__GIVEN TASK__: In the data below, locate each line with the word "around" and list it.

__MATERIAL SUPPLIED__:
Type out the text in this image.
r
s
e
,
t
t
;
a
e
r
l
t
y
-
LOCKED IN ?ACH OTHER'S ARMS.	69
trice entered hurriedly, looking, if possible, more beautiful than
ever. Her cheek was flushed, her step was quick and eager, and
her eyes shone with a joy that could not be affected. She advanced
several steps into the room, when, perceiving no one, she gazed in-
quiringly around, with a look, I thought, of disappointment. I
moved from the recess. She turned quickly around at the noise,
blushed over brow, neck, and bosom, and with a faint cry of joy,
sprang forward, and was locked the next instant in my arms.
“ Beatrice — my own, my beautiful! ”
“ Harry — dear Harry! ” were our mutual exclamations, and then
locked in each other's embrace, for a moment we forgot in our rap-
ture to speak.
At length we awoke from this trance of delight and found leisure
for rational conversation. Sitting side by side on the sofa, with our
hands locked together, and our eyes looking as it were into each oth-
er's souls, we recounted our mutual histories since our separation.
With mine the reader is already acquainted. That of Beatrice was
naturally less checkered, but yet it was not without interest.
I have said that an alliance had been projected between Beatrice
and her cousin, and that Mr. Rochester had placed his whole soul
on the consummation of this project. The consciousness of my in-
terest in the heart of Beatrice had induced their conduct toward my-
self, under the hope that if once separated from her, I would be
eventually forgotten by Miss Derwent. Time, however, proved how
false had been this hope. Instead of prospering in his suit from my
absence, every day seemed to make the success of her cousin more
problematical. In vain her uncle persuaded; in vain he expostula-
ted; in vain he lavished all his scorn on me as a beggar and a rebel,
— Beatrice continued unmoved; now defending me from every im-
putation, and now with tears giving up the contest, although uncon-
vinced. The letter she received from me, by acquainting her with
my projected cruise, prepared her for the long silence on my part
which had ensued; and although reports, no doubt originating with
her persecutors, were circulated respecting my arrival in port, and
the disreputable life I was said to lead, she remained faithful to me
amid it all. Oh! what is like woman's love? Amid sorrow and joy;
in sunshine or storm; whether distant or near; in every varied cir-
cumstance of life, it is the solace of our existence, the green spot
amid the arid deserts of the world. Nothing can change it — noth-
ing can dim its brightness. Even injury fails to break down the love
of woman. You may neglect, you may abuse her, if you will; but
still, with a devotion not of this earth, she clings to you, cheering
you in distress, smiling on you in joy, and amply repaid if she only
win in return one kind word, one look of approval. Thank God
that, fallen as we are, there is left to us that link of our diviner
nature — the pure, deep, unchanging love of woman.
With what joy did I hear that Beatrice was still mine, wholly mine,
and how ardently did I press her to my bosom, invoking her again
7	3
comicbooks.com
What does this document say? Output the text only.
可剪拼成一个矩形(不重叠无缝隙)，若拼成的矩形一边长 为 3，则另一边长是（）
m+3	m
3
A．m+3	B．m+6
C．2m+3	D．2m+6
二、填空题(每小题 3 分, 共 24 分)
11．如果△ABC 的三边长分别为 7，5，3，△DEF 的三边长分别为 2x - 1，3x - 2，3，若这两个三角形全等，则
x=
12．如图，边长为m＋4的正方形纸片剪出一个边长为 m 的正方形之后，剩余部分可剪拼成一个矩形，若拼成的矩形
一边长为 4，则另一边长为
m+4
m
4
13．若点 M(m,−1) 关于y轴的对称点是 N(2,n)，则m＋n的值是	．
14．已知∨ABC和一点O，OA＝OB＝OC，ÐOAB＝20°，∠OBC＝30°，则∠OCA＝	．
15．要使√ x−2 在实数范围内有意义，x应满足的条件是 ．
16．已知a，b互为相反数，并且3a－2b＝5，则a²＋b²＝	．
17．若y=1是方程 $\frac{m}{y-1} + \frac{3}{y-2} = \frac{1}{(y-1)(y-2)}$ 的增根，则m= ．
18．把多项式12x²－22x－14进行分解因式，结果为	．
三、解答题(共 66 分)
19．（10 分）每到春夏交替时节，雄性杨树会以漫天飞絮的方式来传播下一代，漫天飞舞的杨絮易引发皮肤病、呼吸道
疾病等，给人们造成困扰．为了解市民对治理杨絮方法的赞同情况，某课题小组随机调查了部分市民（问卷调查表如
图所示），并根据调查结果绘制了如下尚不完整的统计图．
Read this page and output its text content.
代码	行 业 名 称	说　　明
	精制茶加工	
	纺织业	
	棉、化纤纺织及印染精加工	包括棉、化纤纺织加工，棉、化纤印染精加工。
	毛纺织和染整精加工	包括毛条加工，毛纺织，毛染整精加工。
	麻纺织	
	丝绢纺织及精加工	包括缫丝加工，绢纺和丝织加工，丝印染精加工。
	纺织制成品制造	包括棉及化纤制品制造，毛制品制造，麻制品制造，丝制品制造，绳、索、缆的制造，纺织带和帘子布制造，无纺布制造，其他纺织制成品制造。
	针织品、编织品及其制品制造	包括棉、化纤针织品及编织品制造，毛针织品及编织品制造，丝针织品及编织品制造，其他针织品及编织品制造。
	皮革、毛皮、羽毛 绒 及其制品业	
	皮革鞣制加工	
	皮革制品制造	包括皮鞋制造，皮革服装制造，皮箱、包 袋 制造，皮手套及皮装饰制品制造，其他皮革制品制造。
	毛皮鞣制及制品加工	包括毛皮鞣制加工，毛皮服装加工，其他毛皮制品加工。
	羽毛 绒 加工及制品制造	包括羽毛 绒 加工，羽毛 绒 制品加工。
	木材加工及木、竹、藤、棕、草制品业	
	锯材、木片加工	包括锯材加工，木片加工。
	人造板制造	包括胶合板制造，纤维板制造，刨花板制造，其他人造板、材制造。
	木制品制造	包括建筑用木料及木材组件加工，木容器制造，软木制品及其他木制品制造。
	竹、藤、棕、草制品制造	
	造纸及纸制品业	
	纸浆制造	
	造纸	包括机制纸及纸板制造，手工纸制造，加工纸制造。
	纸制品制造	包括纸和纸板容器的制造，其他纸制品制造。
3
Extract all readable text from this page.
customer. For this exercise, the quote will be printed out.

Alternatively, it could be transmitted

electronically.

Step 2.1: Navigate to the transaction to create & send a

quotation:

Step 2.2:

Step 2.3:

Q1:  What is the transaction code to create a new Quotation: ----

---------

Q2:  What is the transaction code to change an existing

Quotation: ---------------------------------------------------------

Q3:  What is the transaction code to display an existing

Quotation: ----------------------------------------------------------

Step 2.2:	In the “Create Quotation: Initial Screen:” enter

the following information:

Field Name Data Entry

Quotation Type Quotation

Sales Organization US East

__CORRECT RESULT__:
quiringly around, with a look, I thought, of disappointment. I
moved from the recess. She turned quickly around at the noise,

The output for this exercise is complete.